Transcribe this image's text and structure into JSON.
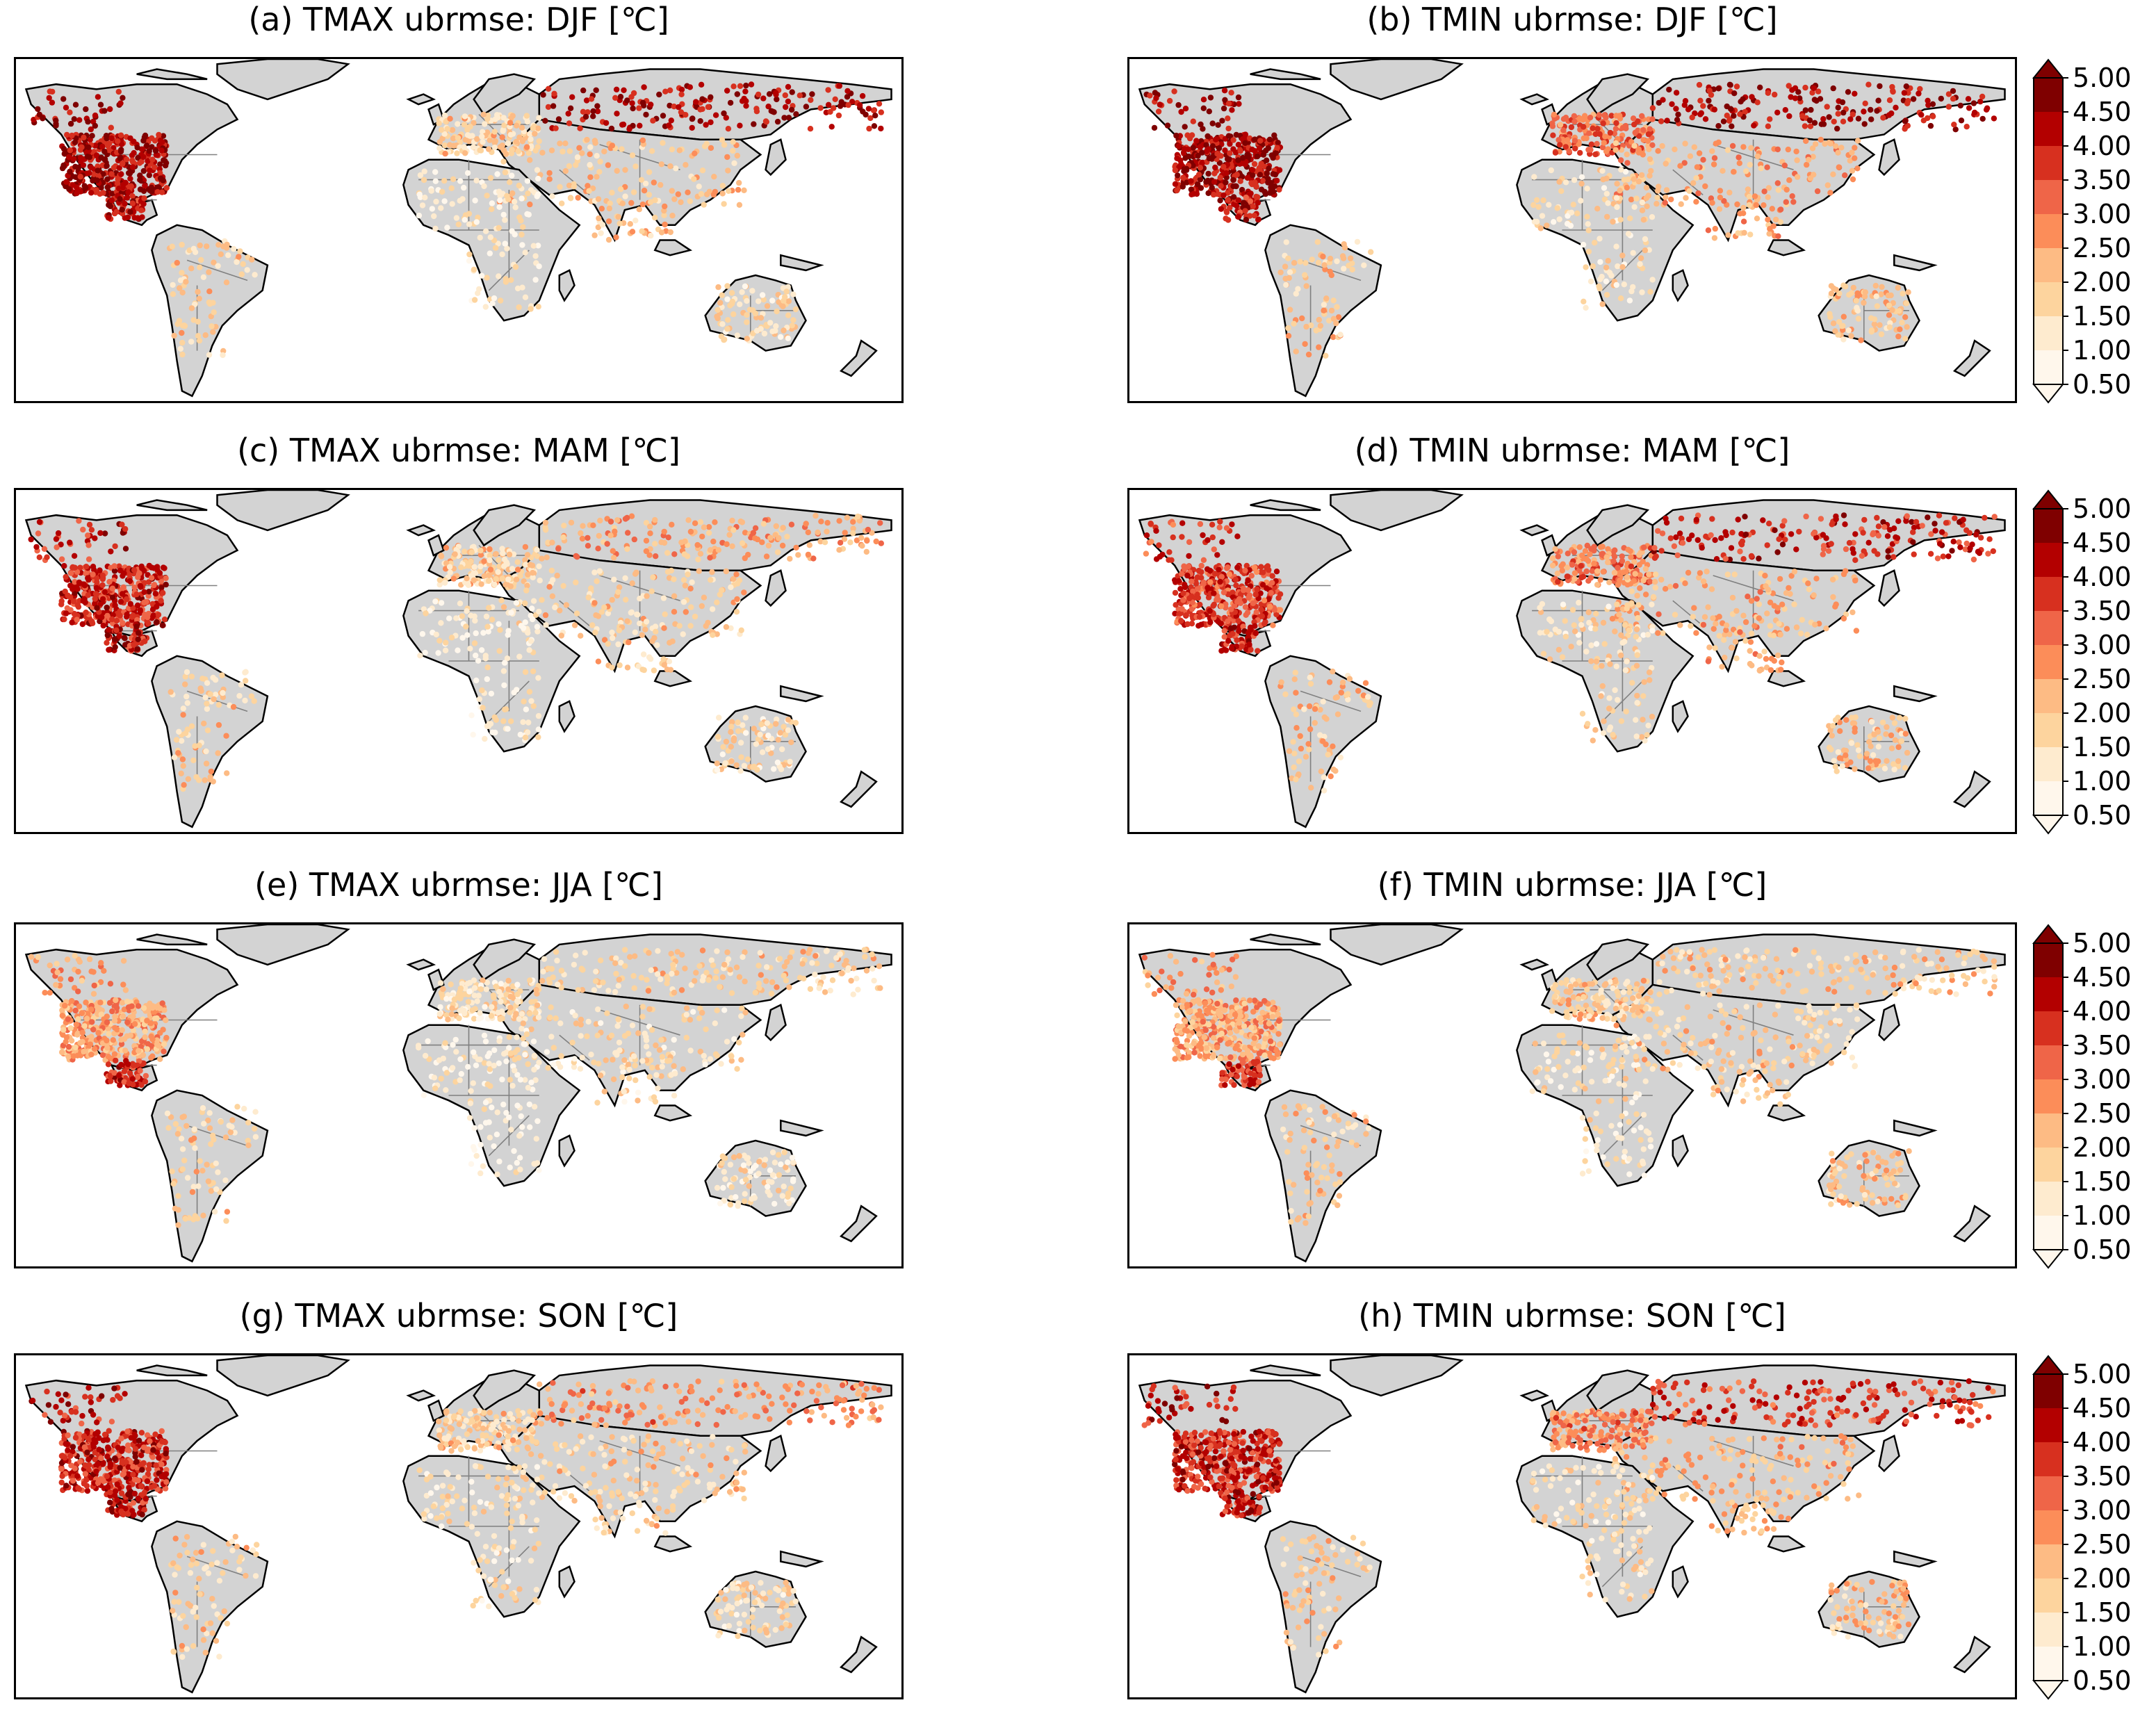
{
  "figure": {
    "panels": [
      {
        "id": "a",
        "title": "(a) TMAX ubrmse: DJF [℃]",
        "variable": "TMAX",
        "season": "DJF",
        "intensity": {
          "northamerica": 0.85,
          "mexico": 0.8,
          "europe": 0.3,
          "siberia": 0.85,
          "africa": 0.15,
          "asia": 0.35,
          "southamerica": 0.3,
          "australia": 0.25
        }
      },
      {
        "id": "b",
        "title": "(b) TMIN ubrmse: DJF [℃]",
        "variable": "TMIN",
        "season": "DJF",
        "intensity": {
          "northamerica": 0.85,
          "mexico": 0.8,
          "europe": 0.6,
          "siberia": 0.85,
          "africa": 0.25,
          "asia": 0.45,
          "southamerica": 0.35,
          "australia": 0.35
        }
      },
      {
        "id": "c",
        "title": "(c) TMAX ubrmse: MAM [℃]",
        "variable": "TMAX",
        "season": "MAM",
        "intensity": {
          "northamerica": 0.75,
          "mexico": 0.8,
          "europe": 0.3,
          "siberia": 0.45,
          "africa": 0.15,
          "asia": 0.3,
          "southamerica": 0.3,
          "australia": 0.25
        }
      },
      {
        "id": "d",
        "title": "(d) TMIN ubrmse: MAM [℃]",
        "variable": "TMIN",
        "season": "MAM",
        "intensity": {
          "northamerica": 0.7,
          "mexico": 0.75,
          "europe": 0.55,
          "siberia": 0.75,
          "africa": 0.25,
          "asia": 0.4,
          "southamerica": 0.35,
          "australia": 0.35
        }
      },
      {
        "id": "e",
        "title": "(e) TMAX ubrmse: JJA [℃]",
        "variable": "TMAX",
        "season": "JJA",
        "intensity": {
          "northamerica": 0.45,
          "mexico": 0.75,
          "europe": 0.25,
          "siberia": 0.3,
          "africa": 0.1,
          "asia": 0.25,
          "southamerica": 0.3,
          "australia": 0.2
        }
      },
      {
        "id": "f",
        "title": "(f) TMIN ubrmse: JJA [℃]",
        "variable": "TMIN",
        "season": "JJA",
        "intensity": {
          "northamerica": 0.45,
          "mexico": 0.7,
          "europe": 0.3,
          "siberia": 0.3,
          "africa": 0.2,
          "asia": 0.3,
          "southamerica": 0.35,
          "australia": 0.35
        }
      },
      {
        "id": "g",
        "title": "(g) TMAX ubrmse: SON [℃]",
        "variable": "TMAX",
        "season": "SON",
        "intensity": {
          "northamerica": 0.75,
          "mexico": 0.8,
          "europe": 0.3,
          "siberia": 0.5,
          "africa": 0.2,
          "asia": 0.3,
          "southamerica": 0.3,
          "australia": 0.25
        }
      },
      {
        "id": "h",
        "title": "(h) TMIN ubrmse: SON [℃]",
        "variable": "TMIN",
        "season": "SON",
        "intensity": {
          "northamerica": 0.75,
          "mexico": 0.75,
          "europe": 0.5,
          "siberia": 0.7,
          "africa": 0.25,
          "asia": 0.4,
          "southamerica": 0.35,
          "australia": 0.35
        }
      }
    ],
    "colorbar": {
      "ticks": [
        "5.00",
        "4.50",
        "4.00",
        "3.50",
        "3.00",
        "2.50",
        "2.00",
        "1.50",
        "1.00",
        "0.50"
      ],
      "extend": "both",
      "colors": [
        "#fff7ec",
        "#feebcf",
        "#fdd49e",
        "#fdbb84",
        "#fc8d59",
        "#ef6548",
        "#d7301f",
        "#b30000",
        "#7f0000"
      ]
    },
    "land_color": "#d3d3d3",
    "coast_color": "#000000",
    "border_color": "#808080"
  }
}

===

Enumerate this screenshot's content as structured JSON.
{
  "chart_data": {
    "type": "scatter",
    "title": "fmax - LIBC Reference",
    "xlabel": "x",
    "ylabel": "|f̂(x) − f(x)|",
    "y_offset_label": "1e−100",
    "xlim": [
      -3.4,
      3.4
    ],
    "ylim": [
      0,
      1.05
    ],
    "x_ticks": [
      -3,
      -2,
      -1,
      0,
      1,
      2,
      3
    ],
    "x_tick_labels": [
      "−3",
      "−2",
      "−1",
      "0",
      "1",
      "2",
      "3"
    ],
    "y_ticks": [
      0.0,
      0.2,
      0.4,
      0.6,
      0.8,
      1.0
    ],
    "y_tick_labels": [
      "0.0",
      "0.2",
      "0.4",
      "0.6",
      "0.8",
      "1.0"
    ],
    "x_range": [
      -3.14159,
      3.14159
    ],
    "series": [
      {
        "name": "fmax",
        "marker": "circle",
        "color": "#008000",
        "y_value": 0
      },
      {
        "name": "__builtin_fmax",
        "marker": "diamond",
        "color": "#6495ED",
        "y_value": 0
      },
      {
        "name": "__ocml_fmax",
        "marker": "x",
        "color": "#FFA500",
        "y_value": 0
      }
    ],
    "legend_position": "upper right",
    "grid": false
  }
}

===

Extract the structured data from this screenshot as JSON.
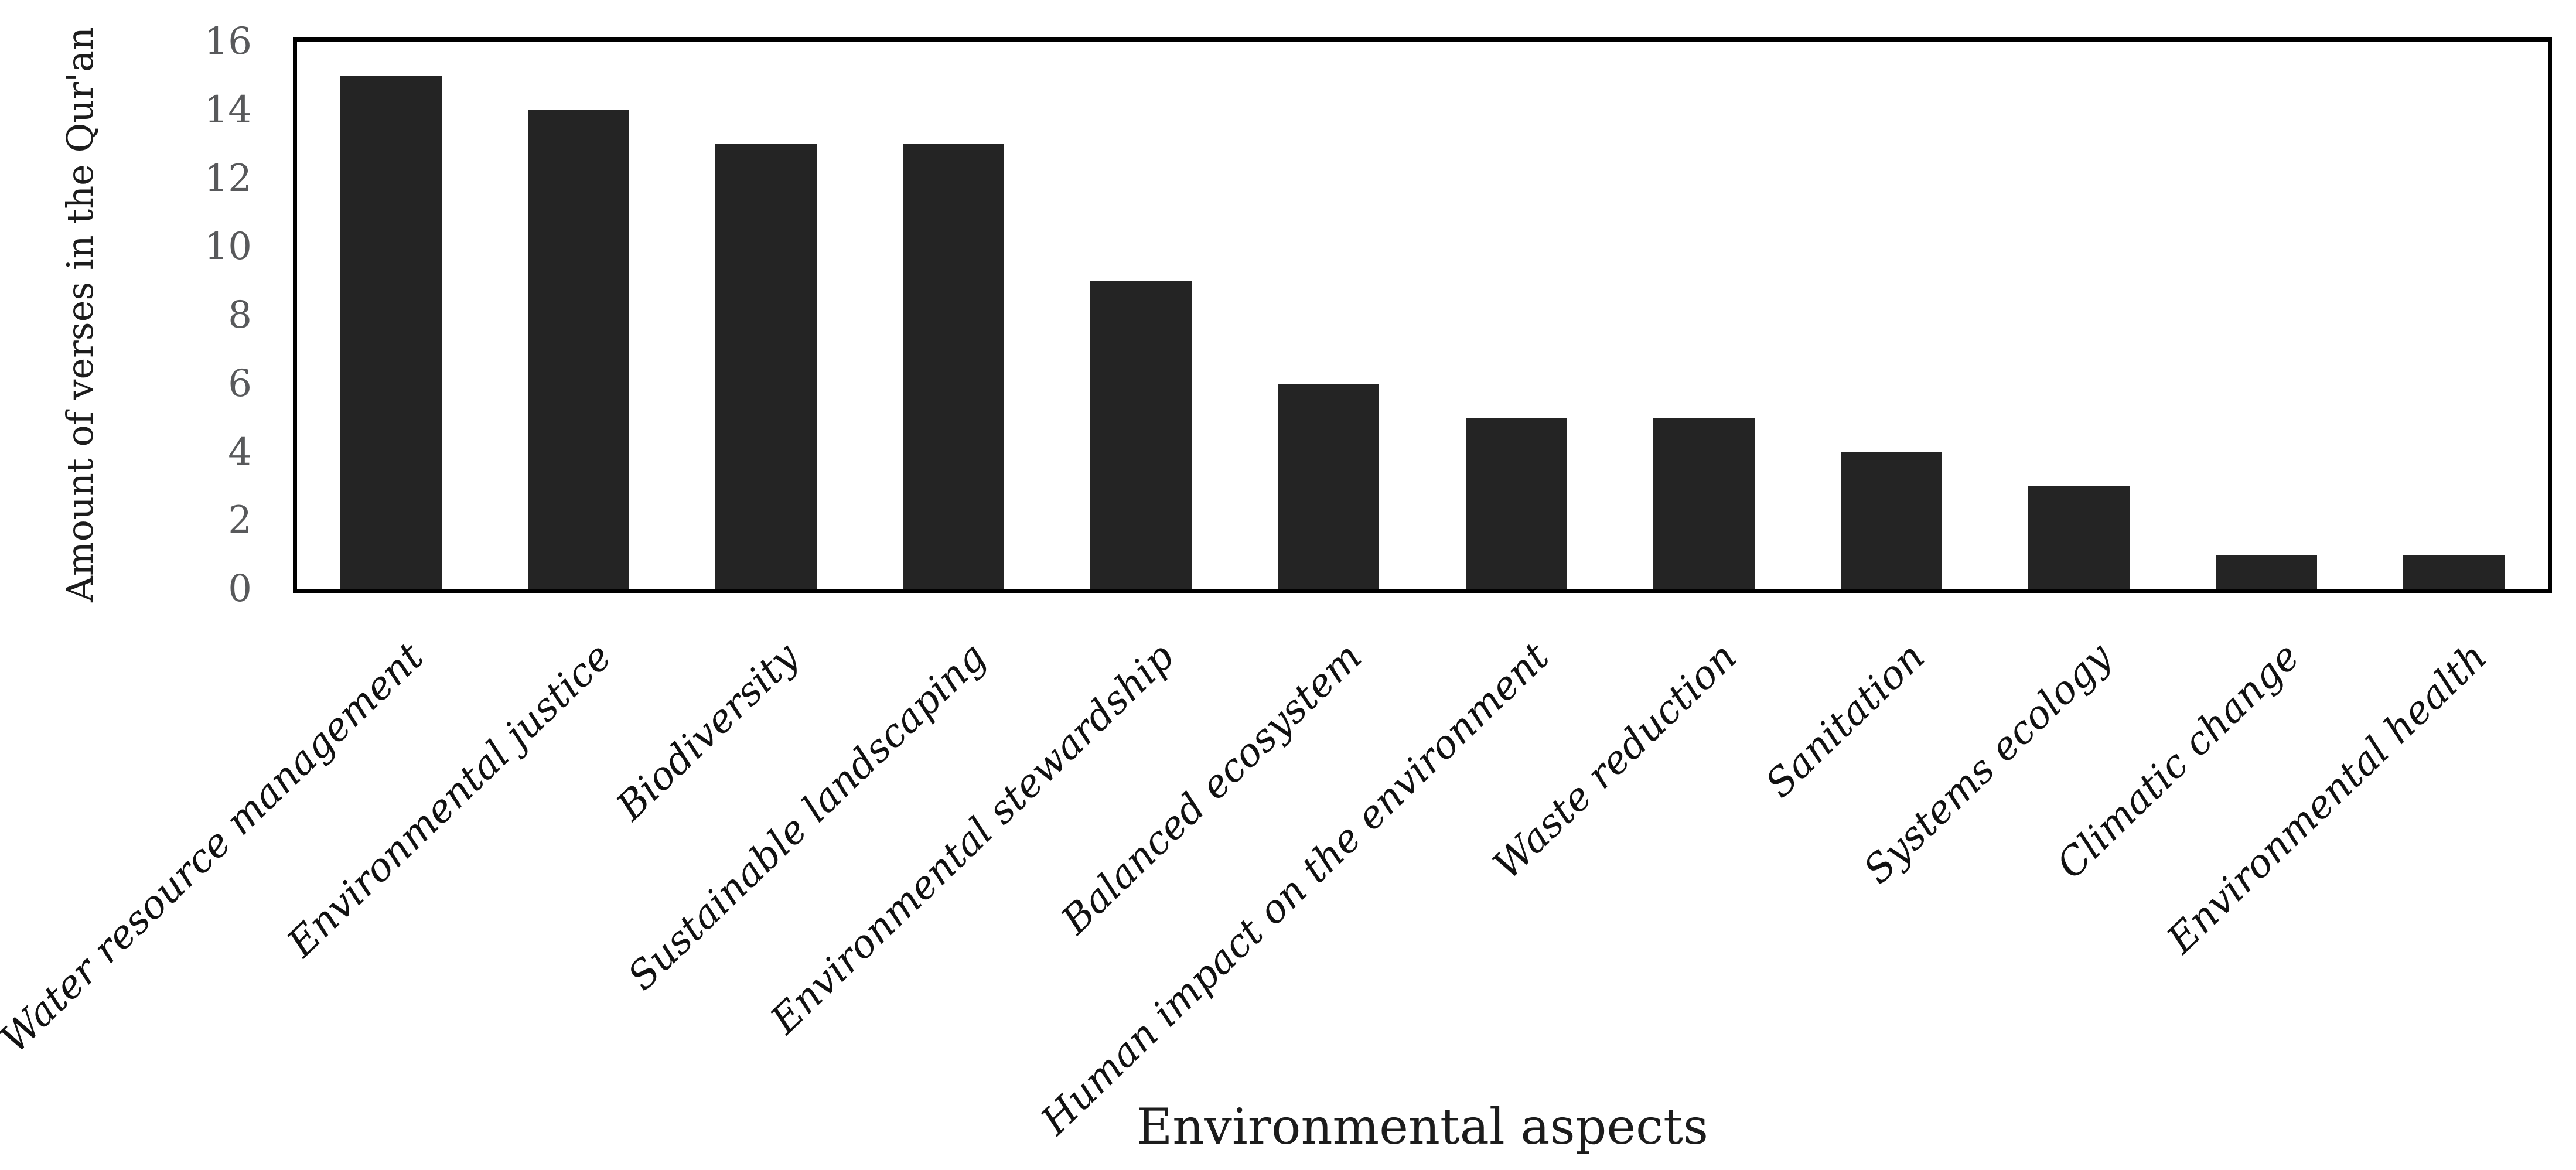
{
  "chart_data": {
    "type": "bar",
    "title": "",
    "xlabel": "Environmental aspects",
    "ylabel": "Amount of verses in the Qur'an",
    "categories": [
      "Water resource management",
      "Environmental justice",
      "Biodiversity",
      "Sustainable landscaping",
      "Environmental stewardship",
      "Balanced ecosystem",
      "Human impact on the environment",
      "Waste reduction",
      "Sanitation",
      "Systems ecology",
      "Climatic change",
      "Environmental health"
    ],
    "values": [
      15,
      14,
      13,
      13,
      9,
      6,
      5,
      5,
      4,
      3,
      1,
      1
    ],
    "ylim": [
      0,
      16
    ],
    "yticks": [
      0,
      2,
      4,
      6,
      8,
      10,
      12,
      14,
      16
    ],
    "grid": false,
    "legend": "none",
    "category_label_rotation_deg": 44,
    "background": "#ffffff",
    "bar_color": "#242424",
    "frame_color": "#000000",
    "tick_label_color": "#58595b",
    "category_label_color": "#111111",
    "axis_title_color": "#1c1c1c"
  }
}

===

## WHAT YOU HAVE TO DO
From the records above, report the count of lines containing "ylabel" and nothing more.

## SOLUTION TO THE EXERCISE
2